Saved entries
'''
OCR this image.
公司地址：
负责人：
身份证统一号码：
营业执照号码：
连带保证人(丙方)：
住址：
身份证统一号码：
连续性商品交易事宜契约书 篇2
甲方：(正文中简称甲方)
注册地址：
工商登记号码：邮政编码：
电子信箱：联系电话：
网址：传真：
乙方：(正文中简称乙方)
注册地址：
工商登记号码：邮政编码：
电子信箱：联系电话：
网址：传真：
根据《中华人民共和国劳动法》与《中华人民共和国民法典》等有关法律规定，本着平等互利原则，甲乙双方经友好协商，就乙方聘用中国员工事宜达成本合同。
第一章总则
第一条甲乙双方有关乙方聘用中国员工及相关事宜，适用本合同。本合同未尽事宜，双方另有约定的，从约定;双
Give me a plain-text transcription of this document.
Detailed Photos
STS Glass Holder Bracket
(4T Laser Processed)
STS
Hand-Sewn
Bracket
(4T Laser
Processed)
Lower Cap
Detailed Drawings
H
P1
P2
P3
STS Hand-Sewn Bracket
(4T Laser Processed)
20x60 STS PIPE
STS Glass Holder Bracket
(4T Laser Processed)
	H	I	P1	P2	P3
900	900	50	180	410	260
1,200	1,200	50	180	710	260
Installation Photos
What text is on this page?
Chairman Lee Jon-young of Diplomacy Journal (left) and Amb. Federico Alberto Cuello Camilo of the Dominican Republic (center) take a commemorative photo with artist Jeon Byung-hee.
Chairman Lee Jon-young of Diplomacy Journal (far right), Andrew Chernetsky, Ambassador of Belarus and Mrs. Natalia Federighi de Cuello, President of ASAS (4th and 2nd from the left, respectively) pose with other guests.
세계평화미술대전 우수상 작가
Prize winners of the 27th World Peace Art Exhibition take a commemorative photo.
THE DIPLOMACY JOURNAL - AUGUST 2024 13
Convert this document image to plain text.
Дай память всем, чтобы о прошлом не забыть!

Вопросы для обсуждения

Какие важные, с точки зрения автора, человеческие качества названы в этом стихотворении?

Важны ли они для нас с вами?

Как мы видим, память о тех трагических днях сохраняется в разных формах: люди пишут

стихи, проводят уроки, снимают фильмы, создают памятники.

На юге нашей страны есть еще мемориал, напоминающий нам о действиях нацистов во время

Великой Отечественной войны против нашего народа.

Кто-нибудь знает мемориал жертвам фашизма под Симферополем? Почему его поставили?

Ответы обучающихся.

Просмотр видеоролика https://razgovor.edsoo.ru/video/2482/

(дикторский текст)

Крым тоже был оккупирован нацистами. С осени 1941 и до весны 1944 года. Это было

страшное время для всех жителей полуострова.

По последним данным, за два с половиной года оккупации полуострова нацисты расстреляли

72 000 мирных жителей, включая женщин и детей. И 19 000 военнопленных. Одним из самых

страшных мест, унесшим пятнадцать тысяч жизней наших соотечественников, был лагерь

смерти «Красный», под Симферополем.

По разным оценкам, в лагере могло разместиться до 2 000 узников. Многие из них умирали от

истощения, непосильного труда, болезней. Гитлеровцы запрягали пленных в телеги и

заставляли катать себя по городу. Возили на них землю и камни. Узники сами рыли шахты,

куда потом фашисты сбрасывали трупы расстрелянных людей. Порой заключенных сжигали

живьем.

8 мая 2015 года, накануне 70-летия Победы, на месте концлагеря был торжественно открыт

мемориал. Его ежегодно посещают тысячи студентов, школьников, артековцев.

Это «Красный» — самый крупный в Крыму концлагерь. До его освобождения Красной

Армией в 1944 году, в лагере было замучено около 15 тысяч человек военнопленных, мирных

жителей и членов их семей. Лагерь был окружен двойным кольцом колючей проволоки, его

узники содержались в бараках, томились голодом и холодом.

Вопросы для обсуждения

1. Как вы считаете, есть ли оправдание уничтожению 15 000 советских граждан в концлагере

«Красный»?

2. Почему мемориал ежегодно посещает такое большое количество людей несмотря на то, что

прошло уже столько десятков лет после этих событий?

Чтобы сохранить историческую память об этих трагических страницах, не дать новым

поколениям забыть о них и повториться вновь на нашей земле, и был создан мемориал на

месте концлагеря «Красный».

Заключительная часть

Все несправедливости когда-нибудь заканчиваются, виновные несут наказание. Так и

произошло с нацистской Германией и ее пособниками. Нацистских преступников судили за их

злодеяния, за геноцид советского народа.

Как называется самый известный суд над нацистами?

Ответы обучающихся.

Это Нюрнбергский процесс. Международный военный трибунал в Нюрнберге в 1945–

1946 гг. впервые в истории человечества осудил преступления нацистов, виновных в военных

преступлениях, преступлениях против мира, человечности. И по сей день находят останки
'''
Your objective> Reproduce the listing shown above in its entirety, exactly.

Reply to the task>
OCR this image.
公司地址：
负责人：
身份证统一号码：
营业执照号码：
连带保证人(丙方)：
住址：
身份证统一号码：
连续性商品交易事宜契约书 篇2
甲方：(正文中简称甲方)
注册地址：
工商登记号码：邮政编码：
电子信箱：联系电话：
网址：传真：
乙方：(正文中简称乙方)
注册地址：
工商登记号码：邮政编码：
电子信箱：联系电话：
网址：传真：
根据《中华人民共和国劳动法》与《中华人民共和国民法典》等有关法律规定，本着平等互利原则，甲乙双方经友好协商，就乙方聘用中国员工事宜达成本合同。
第一章总则
第一条甲乙双方有关乙方聘用中国员工及相关事宜，适用本合同。本合同未尽事宜，双方另有约定的，从约定;双
Give me a plain-text transcription of this document.
Detailed Photos
STS Glass Holder Bracket
(4T Laser Processed)
STS
Hand-Sewn
Bracket
(4T Laser
Processed)
Lower Cap
Detailed Drawings
H
P1
P2
P3
STS Hand-Sewn Bracket
(4T Laser Processed)
20x60 STS PIPE
STS Glass Holder Bracket
(4T Laser Processed)
	H	I	P1	P2	P3
900	900	50	180	410	260
1,200	1,200	50	180	710	260
Installation Photos
What text is on this page?
Chairman Lee Jon-young of Diplomacy Journal (left) and Amb. Federico Alberto Cuello Camilo of the Dominican Republic (center) take a commemorative photo with artist Jeon Byung-hee.
Chairman Lee Jon-young of Diplomacy Journal (far right), Andrew Chernetsky, Ambassador of Belarus and Mrs. Natalia Federighi de Cuello, President of ASAS (4th and 2nd from the left, respectively) pose with other guests.
세계평화미술대전 우수상 작가
Prize winners of the 27th World Peace Art Exhibition take a commemorative photo.
THE DIPLOMACY JOURNAL - AUGUST 2024 13
Convert this document image to plain text.
Дай память всем, чтобы о прошлом не забыть!

Вопросы для обсуждения

Какие важные, с точки зрения автора, человеческие качества названы в этом стихотворении?

Важны ли они для нас с вами?

Как мы видим, память о тех трагических днях сохраняется в разных формах: люди пишут

стихи, проводят уроки, снимают фильмы, создают памятники.

На юге нашей страны есть еще мемориал, напоминающий нам о действиях нацистов во время

Великой Отечественной войны против нашего народа.

Кто-нибудь знает мемориал жертвам фашизма под Симферополем? Почему его поставили?

Ответы обучающихся.

Просмотр видеоролика https://razgovor.edsoo.ru/video/2482/

(дикторский текст)

Крым тоже был оккупирован нацистами. С осени 1941 и до весны 1944 года. Это было

страшное время для всех жителей полуострова.

По последним данным, за два с половиной года оккупации полуострова нацисты расстреляли

72 000 мирных жителей, включая женщин и детей. И 19 000 военнопленных. Одним из самых

страшных мест, унесшим пятнадцать тысяч жизней наших соотечественников, был лагерь

смерти «Красный», под Симферополем.

По разным оценкам, в лагере могло разместиться до 2 000 узников. Многие из них умирали от

истощения, непосильного труда, болезней. Гитлеровцы запрягали пленных в телеги и

заставляли катать себя по городу. Возили на них землю и камни. Узники сами рыли шахты,

куда потом фашисты сбрасывали трупы расстрелянных людей. Порой заключенных сжигали

живьем.

8 мая 2015 года, накануне 70-летия Победы, на месте концлагеря был торжественно открыт

мемориал. Его ежегодно посещают тысячи студентов, школьников, артековцев.

Это «Красный» — самый крупный в Крыму концлагерь. До его освобождения Красной

Армией в 1944 году, в лагере было замучено около 15 тысяч человек военнопленных, мирных

жителей и членов их семей. Лагерь был окружен двойным кольцом колючей проволоки, его

узники содержались в бараках, томились голодом и холодом.

Вопросы для обсуждения

1. Как вы считаете, есть ли оправдание уничтожению 15 000 советских граждан в концлагере

«Красный»?

2. Почему мемориал ежегодно посещает такое большое количество людей несмотря на то, что

прошло уже столько десятков лет после этих событий?

Чтобы сохранить историческую память об этих трагических страницах, не дать новым

поколениям забыть о них и повториться вновь на нашей земле, и был создан мемориал на

месте концлагеря «Красный».

Заключительная часть

Все несправедливости когда-нибудь заканчиваются, виновные несут наказание. Так и

произошло с нацистской Германией и ее пособниками. Нацистских преступников судили за их

злодеяния, за геноцид советского народа.

Как называется самый известный суд над нацистами?

Ответы обучающихся.

Это Нюрнбергский процесс. Международный военный трибунал в Нюрнберге в 1945–

1946 гг. впервые в истории человечества осудил преступления нацистов, виновных в военных

преступлениях, преступлениях против мира, человечности. И по сей день находят останки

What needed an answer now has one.